Challenge: Select every line below containing the word "photo".

── Supplied material

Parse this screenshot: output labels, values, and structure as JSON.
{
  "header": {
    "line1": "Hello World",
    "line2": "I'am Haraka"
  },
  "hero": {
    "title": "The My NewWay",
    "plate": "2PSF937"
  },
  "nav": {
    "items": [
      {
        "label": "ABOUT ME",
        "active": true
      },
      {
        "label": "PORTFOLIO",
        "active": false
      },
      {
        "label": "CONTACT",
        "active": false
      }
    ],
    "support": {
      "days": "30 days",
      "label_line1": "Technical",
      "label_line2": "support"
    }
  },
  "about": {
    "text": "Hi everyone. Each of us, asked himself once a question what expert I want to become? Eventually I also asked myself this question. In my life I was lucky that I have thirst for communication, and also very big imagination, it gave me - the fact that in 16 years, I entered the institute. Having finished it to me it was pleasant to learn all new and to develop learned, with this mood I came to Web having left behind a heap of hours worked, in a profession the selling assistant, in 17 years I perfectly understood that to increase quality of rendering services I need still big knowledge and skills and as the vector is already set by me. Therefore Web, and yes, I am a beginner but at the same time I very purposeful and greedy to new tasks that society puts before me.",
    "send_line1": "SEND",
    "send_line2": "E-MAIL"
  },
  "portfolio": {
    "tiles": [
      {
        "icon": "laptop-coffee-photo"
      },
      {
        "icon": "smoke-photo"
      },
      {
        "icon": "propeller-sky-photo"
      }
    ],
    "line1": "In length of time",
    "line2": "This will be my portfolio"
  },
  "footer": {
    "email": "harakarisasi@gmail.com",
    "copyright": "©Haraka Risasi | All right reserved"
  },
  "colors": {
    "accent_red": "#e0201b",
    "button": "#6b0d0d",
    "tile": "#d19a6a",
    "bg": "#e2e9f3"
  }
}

────

Result of this exercise:
        "icon": "laptop-coffee-photo"
        "icon": "smoke-photo"
        "icon": "propeller-sky-photo"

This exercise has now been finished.